--- YANG HARUS DIKERJAKAN ---
a: Menurut bacaan tentang kunjungan Maman Suherman, dengan sebutan apa TV One menyebut lumpur Lapindo?
b: Teruskan bacaan tentang kunjungan Maman Suherman ke kelas Kapita Selekta, dimulai tepat setelah kalimat terakhirnya.

--- BACAAN SUMBER ---

Senin, 01 Oktober 2012

Perselingkuhan Wartawan dan Narasumber


Kelas Kapita Selekta kali ini dikunjungi oleh Maman Suherman, presenter acara Mata Hati di Kompas TV. Selama kurang lebih 100 menit, Maman membagikan kisah pengalamannya dalam dunia hiburan pertelevisian. Menurutnya, dunia pertelevisian yang terlihat dimata masyarakat sangat tidak sama dengan apa yang dilihat dimata wartawan. Maman juga menambahkan bahwa dimana dalam dunia pertelevisian terdapat sebuah agenda setting. Agenda setting yang dilakukan banyak televisi adalah untuk kepentingan pribadi atau suatu kepentingan. Di Indonesia banyak terjadi agenda setting sehingga satu hal tidak sesuai dengan hal lainnya.

Contoh nyata seperti pada waktu terjadi lumpur Lapindo dimana statsiun televisi metro tv menyebutkan lumpur Lapindo sebagai lumpur Lapindo. Namun, bagi stasiun televisi tv one menyebutkan lumpur Lapindo itu dengan sebutan lumpur Sidoarjo. Ini membuat masyarakat cukup bingung untuk mencerna informasi tersebut. Sedangkan seperti yang kita ketahui bahwa jurnalisme harusnya memberikan informasi yang sesuai fakta kepada masyarakat, bukan justru membuat informasi menjadi kabur dengan perbedaan penyebutan suatu hal.

--- DATA YANG TERSEDIA ---
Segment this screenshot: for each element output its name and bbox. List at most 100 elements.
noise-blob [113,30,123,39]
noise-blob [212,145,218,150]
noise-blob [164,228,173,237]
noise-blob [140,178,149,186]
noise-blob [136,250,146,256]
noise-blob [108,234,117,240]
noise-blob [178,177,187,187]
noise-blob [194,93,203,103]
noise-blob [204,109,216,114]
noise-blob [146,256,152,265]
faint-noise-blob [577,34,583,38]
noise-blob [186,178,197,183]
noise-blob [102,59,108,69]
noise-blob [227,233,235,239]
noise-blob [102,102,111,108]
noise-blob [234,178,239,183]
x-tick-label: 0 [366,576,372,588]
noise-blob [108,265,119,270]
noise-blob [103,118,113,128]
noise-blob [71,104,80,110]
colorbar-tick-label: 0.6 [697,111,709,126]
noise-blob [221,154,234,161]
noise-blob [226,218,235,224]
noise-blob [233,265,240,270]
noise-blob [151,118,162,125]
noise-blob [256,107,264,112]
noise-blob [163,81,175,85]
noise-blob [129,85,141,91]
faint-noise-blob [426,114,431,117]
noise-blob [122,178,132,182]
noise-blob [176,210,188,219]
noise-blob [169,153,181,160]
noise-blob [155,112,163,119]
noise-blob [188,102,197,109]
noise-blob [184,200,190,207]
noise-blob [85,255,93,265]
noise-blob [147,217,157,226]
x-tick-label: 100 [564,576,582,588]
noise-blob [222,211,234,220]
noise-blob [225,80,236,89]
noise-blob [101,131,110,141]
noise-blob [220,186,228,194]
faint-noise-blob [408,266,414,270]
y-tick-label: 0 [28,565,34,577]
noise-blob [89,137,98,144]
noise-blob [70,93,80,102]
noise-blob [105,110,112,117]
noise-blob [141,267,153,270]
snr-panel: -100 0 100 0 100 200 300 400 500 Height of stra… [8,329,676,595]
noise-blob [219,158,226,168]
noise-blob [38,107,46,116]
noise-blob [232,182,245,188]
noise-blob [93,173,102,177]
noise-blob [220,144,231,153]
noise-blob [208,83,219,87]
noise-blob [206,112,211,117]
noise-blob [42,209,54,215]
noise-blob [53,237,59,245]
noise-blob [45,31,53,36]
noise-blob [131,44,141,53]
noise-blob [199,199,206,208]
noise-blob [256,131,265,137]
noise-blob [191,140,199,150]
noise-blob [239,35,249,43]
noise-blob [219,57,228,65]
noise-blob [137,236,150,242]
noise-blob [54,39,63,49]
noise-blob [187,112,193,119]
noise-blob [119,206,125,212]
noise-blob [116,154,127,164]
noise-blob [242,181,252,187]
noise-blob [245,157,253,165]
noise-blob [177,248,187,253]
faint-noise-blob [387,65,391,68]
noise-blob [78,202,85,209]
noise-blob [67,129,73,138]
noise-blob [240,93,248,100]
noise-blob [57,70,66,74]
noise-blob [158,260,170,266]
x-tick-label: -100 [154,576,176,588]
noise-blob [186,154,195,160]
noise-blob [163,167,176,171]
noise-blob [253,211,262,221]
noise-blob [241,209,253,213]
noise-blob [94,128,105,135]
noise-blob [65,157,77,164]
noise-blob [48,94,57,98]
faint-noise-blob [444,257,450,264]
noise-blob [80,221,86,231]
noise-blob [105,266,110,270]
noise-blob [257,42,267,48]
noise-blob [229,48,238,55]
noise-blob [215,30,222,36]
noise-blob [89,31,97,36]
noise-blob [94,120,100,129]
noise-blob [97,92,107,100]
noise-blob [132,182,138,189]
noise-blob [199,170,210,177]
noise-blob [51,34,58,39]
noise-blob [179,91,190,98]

--- JAWABAN YANG DIHARAPKAN ---
a: Lumpur Sidoarjo.

b:
Menurut Maman, televisi (TV) menggunakan frekuensi publik milik negara yang terbatas. Karena terbatas maka itu harus high regulated atau peraturannya harus sangat ketat. Kendati demikian kini ada Pedoman Perilaku Penyiaran dan Standar Program Siaran P3SPS mungkin menakutkan pemilik TV karena TV tidak boleh dipergunakan untuk kepentingan individu termasuk kepentingan pemiliknya.

Undang-undang di Indonesia banyak yang tidak sinkron satu sama lain. Salah satu contohnya adalah UU pornografi (44/2008). Didunia, Indonesia adalah negara ke-3 tujuan orang asing melakukan pedofilia. Ini membuktikan bahwa di Indonesia terlalu bebas sehingga menjadi sasaran orang asing dalam melakukan tindak pornografi.

Menurut PK. Oyong, tujuan jurnalisme hanya ada dua, antara lain :
1. Sebagai pencerahan
2. Sebagai pemerkayaan

Maman juga menuturkan bahwa kita sebagai bagian jurnalisme harus berpikir dengan pikiran minoritas, bukan berpikir dengan pikiran mayoritas. Selain itu, fakta berikutnya mengenai ketidakkonsekuenan undang-undang di Indonesia adalah perbedaan UU pers (penyiaran) dengan UU film yang tidak sejalan. Maka tak heran jika kita mendengar banyak film di Indonesia yang lulus sensor namun tak mampu menembus lulus sensor di televisi. Itu dikarenakan faktor rancu yang terdapat dalam UU film dengan UU penyiaran (pers).

Pagar api : Ini iklan bukan berita. Fakta bersifat sakral dan opini bersifat bebas (tidak boleh dicampuradukan).
Not for atribution : tidak boleh sebut nama.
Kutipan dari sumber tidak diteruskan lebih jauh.